Work required ▸ Your response should contain every line from the data below that holds the string "Manni".

• • • • • • •

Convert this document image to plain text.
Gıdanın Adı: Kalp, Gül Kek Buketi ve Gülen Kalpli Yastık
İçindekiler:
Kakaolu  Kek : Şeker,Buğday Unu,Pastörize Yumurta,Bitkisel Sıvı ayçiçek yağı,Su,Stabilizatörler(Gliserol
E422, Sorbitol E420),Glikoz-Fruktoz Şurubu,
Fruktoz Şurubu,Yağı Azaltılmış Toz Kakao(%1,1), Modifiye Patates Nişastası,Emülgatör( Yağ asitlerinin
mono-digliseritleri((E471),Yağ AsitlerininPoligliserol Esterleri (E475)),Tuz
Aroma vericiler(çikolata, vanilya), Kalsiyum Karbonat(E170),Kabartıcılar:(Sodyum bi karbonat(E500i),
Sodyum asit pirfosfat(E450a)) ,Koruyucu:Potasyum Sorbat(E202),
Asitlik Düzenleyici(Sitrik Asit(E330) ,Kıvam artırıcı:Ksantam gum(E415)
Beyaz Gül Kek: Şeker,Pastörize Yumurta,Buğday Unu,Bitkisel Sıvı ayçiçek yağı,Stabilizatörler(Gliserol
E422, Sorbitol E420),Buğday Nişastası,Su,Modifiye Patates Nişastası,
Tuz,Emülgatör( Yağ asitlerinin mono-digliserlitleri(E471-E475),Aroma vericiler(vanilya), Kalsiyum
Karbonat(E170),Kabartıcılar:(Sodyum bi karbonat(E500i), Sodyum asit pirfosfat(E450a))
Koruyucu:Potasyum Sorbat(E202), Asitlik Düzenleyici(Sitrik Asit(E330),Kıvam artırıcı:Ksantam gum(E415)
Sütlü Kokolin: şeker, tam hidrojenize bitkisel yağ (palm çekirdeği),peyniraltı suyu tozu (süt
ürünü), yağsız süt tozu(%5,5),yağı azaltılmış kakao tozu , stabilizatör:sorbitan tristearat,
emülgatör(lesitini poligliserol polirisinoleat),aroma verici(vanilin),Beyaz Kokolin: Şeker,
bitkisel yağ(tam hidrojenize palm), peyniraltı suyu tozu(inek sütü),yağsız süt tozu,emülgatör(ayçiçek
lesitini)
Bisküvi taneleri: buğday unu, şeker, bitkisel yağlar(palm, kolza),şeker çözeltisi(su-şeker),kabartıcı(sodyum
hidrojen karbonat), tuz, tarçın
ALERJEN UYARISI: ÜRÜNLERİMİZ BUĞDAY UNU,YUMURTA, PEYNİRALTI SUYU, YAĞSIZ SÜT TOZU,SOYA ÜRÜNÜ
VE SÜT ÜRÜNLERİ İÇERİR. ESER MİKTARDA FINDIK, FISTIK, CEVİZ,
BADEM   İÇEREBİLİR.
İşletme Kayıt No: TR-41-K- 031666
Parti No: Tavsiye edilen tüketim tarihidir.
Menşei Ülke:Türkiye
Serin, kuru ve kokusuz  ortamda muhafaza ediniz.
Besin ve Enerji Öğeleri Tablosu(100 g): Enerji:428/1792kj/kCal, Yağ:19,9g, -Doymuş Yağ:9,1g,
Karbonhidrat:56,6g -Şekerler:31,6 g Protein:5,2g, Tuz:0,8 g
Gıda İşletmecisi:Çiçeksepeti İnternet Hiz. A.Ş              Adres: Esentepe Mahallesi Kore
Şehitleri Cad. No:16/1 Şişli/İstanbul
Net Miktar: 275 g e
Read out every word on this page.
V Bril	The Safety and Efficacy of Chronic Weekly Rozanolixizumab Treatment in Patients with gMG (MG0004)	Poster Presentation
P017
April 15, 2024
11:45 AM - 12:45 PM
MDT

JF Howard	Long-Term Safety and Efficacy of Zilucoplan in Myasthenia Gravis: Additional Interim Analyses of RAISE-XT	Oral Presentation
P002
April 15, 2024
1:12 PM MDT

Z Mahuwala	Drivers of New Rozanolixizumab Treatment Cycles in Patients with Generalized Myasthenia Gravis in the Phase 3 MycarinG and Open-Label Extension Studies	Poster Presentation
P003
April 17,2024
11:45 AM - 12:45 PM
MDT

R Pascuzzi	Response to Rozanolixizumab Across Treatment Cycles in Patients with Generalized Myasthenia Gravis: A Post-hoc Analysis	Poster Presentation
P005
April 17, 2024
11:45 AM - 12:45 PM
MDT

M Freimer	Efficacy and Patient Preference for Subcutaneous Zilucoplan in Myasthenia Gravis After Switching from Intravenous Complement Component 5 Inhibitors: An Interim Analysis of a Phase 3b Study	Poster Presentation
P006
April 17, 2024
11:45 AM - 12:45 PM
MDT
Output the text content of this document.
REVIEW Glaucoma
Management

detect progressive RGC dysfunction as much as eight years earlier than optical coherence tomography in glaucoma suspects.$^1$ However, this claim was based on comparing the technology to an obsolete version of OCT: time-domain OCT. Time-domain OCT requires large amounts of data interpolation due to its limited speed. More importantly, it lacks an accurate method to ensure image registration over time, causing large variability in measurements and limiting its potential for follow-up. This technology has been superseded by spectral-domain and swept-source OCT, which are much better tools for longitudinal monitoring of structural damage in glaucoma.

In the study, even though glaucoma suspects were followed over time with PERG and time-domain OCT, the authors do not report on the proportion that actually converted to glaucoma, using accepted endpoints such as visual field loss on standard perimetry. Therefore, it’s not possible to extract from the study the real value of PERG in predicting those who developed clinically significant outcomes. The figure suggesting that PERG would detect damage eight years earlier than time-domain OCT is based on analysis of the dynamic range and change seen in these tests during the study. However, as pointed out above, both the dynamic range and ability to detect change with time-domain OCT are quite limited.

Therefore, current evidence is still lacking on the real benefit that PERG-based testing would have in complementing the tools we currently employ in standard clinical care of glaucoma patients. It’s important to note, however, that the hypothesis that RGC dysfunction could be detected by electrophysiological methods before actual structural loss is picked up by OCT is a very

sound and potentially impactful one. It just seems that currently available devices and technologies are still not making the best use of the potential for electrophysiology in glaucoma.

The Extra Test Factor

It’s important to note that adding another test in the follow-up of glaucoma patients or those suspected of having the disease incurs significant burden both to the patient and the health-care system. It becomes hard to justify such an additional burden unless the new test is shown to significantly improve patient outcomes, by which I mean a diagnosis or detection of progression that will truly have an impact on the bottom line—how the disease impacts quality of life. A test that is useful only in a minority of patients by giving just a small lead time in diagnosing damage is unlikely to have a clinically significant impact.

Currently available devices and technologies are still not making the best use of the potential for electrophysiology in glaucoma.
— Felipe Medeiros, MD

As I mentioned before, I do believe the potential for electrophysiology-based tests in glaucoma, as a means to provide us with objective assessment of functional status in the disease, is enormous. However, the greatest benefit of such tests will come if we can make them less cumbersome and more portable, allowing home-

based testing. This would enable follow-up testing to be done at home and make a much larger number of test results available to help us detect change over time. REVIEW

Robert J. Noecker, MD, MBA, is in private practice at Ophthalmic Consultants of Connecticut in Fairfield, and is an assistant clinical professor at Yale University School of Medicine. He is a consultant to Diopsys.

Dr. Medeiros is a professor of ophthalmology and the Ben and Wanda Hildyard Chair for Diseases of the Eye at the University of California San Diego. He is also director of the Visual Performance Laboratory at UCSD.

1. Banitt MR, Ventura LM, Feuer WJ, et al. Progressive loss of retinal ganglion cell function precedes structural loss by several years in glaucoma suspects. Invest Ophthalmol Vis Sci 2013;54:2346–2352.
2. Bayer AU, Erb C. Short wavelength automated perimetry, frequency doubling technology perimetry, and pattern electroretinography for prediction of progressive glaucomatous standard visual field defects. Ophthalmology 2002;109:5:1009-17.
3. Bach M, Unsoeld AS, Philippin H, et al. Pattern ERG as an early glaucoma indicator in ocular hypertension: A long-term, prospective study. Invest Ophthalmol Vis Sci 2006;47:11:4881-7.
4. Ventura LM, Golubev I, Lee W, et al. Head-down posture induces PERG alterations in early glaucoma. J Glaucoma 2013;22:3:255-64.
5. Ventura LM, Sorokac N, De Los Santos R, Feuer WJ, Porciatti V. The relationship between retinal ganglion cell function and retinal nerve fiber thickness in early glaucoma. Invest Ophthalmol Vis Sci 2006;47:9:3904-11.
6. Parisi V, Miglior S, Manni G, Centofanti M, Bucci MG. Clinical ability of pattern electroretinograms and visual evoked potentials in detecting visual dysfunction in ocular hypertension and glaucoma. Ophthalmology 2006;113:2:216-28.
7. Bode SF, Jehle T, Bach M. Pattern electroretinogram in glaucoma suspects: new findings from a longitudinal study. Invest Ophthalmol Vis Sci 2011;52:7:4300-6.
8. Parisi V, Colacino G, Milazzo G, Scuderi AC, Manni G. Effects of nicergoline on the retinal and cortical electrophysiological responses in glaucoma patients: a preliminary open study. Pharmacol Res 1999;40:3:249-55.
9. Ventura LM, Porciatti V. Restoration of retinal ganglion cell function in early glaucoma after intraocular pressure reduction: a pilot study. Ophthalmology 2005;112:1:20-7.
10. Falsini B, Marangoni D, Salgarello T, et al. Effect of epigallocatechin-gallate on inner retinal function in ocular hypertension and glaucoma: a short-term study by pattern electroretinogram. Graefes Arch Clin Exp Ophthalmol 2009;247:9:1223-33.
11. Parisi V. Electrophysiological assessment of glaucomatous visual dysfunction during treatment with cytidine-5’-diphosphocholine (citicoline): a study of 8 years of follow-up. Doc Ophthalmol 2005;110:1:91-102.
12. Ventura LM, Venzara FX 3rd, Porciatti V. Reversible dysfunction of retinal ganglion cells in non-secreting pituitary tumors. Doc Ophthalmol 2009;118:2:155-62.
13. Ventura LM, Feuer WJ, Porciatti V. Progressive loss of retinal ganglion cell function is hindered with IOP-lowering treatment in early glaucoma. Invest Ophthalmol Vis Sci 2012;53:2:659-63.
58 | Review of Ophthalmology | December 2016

• • • • • • •

Worked solution ▸
6. Parisi V, Miglior S, Manni G, Centofanti M, Bucci MG. Clinical ability of pattern electroretinograms and visual evoked potentials in detecting visual dysfunction in ocular hypertension and glaucoma. Ophthalmology 2006;113:2:216-28.
8. Parisi V, Colacino G, Milazzo G, Scuderi AC, Manni G. Effects of nicergoline on the retinal and cortical electrophysiological responses in glaucoma patients: a preliminary open study. Pharmacol Res 1999;40:3:249-55.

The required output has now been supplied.